• **Requirements**:
Resume the court opinion on the Hawley and Roseland properties, carrying it on from after its last sentence.

• **Text passage**:
-- -- --
The court correctly found the prior order was a final order regarding the Hawley Property and the prior judge had already denied reconsideration. The trial court noted plaintiff's only recourse was to appeal, not continue requesting reconsideration of the same issue. However, the trial court ordered the trust document be amended to reflect the language of the prior order. The trial court also ordered unrelated discovery and a hearing on the sale of the Roseland Property, including an accounting as to the net proceeds.
On January 22, 2021, at a subsequent hearing to determine compliance with the August 14, 2020 order, the issue concerning the Hawley Property trust was raised yet again, prompting the trial court to reiterate,
If anybody is disappointed with that[,] [the] fourth or fifth or sixth motion for reconsideration is denied. I've already denied it[.] Judge Walsh denied it. If you wish to appeal it that is the proper format. . . . [plaintiff's]
still . . . asking again for reconsideration and how Judge Walsh was wrong.
This has been decided three times and it will stop. If you're dissatisfied an appeal is appropriate, not a fifth or sixth request to reconsider Judge Walsh's decision. It will not be done.
At that hearing, the trial court properly found there remained material issues in dispute regarding the financial accounting and payment of the marital debt. A discovery schedule was set, and a limited plenary hearing was ordered as to who received the net proceeds of the Roseland Property and the payment of marital debt listed in the MSA.
A plenary hearing took place on March 12, 2021, and plaintiff was again ordered to provide documentation relating to the payoff of the mortgage on the Roseland Property. Plaintiff was also ordered to provide proof of any payments she may have made towards the mortgage.
-- -- --
Annotated region listings:

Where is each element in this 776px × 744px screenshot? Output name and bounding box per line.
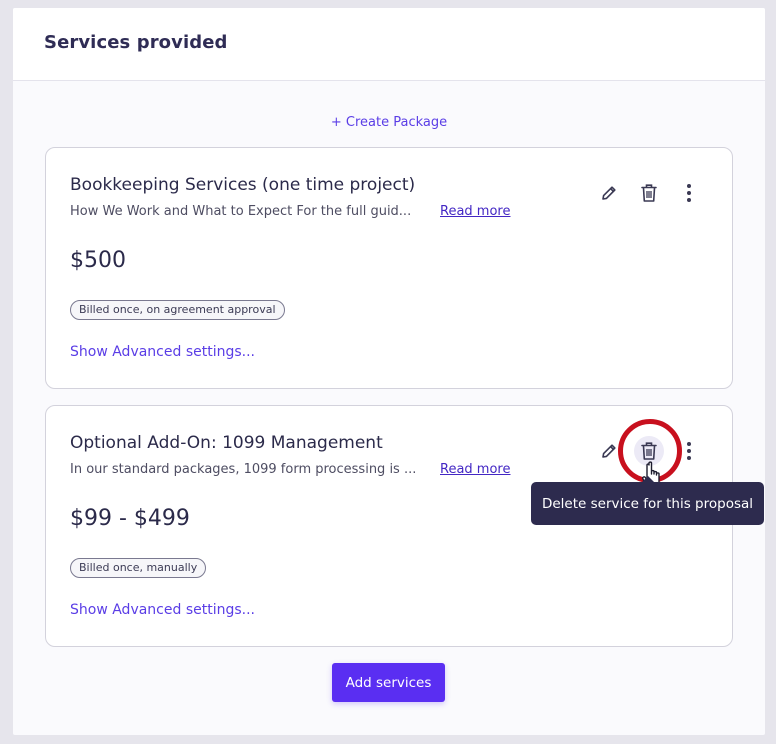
pencil-icon bbox=[602, 444, 616, 458]
edit-service-button[interactable] bbox=[594, 436, 624, 466]
service-description-text: How We Work and What to Expect For the f… bbox=[70, 204, 412, 219]
services-panel: Services provided + Create Package Bookk… bbox=[13, 8, 765, 735]
service-title: Optional Add-On: 1099 Management bbox=[70, 433, 383, 453]
panel-title: Services provided bbox=[44, 32, 228, 53]
pencil-icon bbox=[602, 186, 616, 200]
kebab-menu-icon bbox=[687, 184, 691, 202]
billing-badge: Billed once, manually bbox=[70, 558, 207, 578]
trash-icon bbox=[641, 184, 657, 202]
more-options-button[interactable] bbox=[674, 178, 704, 208]
service-description-text: In our standard packages, 1099 form proc… bbox=[70, 462, 417, 477]
create-package-link[interactable]: + Create Package bbox=[13, 115, 765, 130]
service-title: Bookkeeping Services (one time project) bbox=[70, 175, 416, 195]
edit-service-button[interactable] bbox=[594, 178, 624, 208]
service-card: Bookkeeping Services (one time project) … bbox=[45, 147, 733, 389]
service-price: $500 bbox=[70, 248, 126, 273]
delete-service-button[interactable] bbox=[634, 178, 664, 208]
service-price: $99 - $499 bbox=[70, 506, 190, 531]
billing-badge: Billed once, on agreement approval bbox=[70, 300, 285, 320]
service-description: How We Work and What to Expect For the f… bbox=[70, 204, 510, 219]
tooltip-arrow bbox=[642, 476, 654, 482]
kebab-menu-icon bbox=[687, 442, 691, 460]
panel-header: Services provided bbox=[13, 8, 765, 81]
trash-icon bbox=[641, 442, 657, 460]
more-options-button[interactable] bbox=[674, 436, 704, 466]
read-more-link[interactable]: Read more bbox=[440, 204, 510, 219]
read-more-link[interactable]: Read more bbox=[440, 462, 510, 477]
show-advanced-settings-link[interactable]: Show Advanced settings... bbox=[70, 602, 255, 618]
tooltip-text: Delete service for this proposal bbox=[541, 495, 754, 512]
show-advanced-settings-link[interactable]: Show Advanced settings... bbox=[70, 344, 255, 360]
service-card: Optional Add-On: 1099 Management In our … bbox=[45, 405, 733, 647]
add-services-button[interactable]: Add services bbox=[332, 663, 445, 702]
service-description: In our standard packages, 1099 form proc… bbox=[70, 462, 510, 477]
service-actions bbox=[594, 178, 704, 208]
delete-service-tooltip: Delete service for this proposal bbox=[531, 476, 764, 525]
-- -- --
• **The output**:
On November 5, 2021, the trial court issued an order and a written opinion. The trial court also addressed defendant's cross-motions for reimbursement of various education-related expenses. The trial court again denied plaintiff's assertion the prior trial judge mistakenly interpreted paragraph 2c of the MSA regarding the Hawley Property, reasoning the motion was out of time and plaintiff failed to show "the court's findings were based 'upon a palpably incorrect or irrational basis' or that the court 'failed to consider, or appreciate the significance of probative, competent evidence,' or that there is any 'new or additional information' that the court failed to consider."
Further, the trial court found there remained insufficient funds to pay the remainder of the marital debt following the sale of the Roseland Property because plaintiff's mortgage attached to the property and the parties' failed to abide by the MSA to assure the satisfaction of the debt. The trial court also found plaintiff's argument she "did not see any of the money" following the sale of the Roseland Property was "belied by the record" because plaintiff created numerous LLCs post-divorce and the evidence demonstrated the proceeds of the Roseland Property sale were wired to an LLC owned solely by plaintiff. Finally, in denying defendant's cross-motions for reimbursement for the children's education expenses, the trial court reasoned defendant could not, at the time of the order, seek reimbursement because his request was not brought in a timely manner and both parties failed to use the proceeds from the Roseland Property sale to pay the identified marital debt as required by the MSA, rendering his reimbursement request unreasonable.
The court, however, did allow the parties to submit documentation within thirty days regarding college contribution pursuant to the FJOD and ordered the parties to appear for a subsequent hearing to address the remaining issues of college contribution post-divorce and the transfer of the Eagle Rock Property.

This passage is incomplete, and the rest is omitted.